Exercise aim » In the records below, find each line with the word "this" and copy it.

Dataset records »
---

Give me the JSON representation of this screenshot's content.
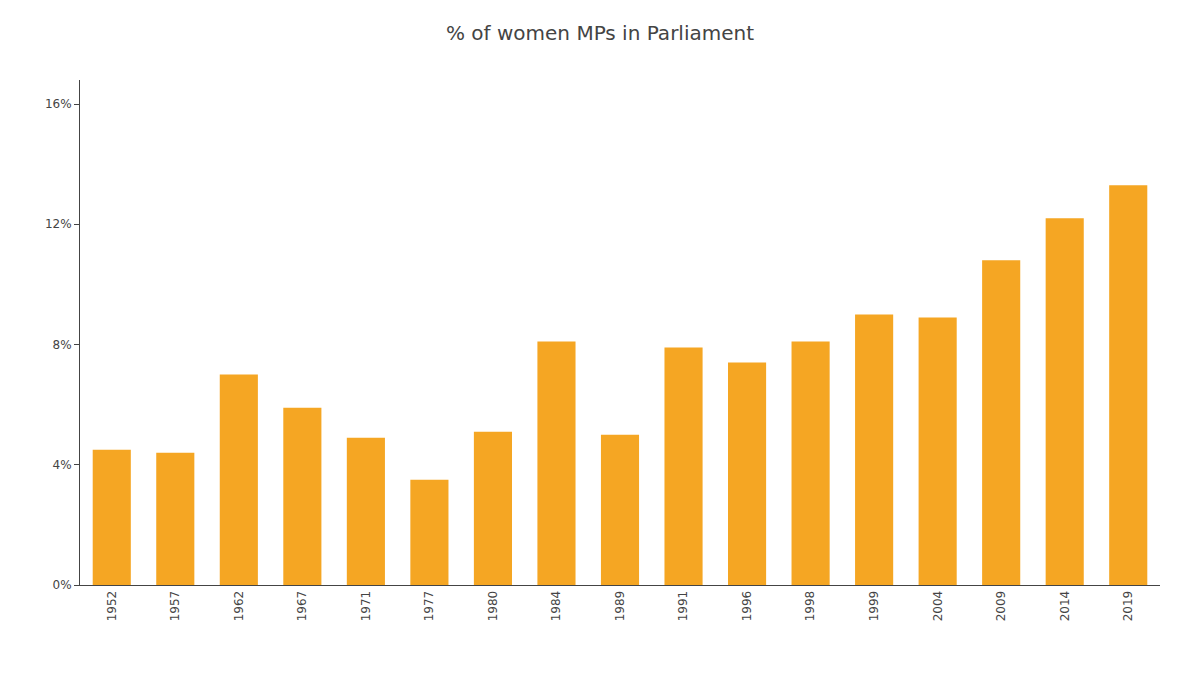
{
  "chart_data": {
    "type": "bar",
    "title": "% of women MPs in Parliament",
    "categories": [
      "1952",
      "1957",
      "1962",
      "1967",
      "1971",
      "1977",
      "1980",
      "1984",
      "1989",
      "1991",
      "1996",
      "1998",
      "1999",
      "2004",
      "2009",
      "2014",
      "2019"
    ],
    "values": [
      4.5,
      4.4,
      7.0,
      5.9,
      4.9,
      3.5,
      5.1,
      8.1,
      5.0,
      7.9,
      7.4,
      8.1,
      9.0,
      8.9,
      10.8,
      12.2,
      13.3
    ],
    "color": "#F5A623",
    "ylim": [
      0,
      16.8
    ],
    "yticks": [
      {
        "value": 0,
        "label": "0%"
      },
      {
        "value": 4,
        "label": "4%"
      },
      {
        "value": 8,
        "label": "8%"
      },
      {
        "value": 12,
        "label": "12%"
      },
      {
        "value": 16,
        "label": "16%"
      }
    ],
    "grid": false
  }
}
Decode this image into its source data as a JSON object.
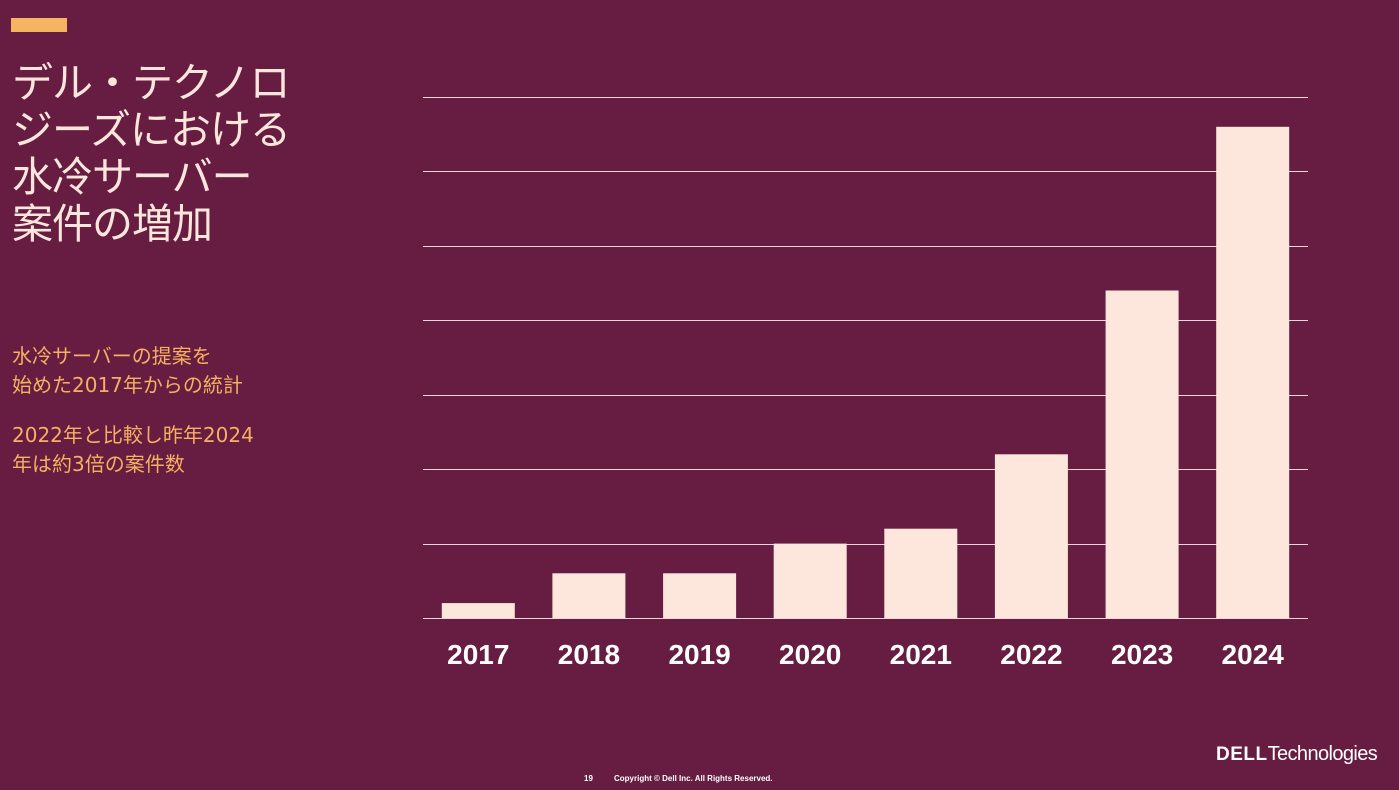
{
  "slide": {
    "title_lines": [
      "デル・テクノロ",
      "ジーズにおける",
      "水冷サーバー",
      "案件の増加"
    ],
    "note1_lines": [
      "水冷サーバーの提案を",
      "始めた2017年からの統計"
    ],
    "note2_lines": [
      "2022年と比較し昨年2024",
      "年は約3倍の案件数"
    ],
    "page_number": "19",
    "copyright": "Copyright © Dell Inc. All Rights Reserved.",
    "logo_dell": "DELL",
    "logo_tech": "Technologies"
  },
  "colors": {
    "background": "#661d41",
    "bar": "#fde6dc",
    "accent": "#f5b461",
    "note_text": "#f6b061"
  },
  "chart_data": {
    "type": "bar",
    "title": "",
    "xlabel": "",
    "ylabel": "",
    "categories": [
      "2017",
      "2018",
      "2019",
      "2020",
      "2021",
      "2022",
      "2023",
      "2024"
    ],
    "values": [
      0.2,
      0.6,
      0.6,
      1.0,
      1.2,
      2.2,
      4.4,
      6.6
    ],
    "ylim": [
      0,
      7
    ],
    "grid": true,
    "y_tick_labels_shown": false
  }
}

---

Answer below »
Give me the JSON representation of this screenshot's content.
Decode this image into its source data as a JSON object.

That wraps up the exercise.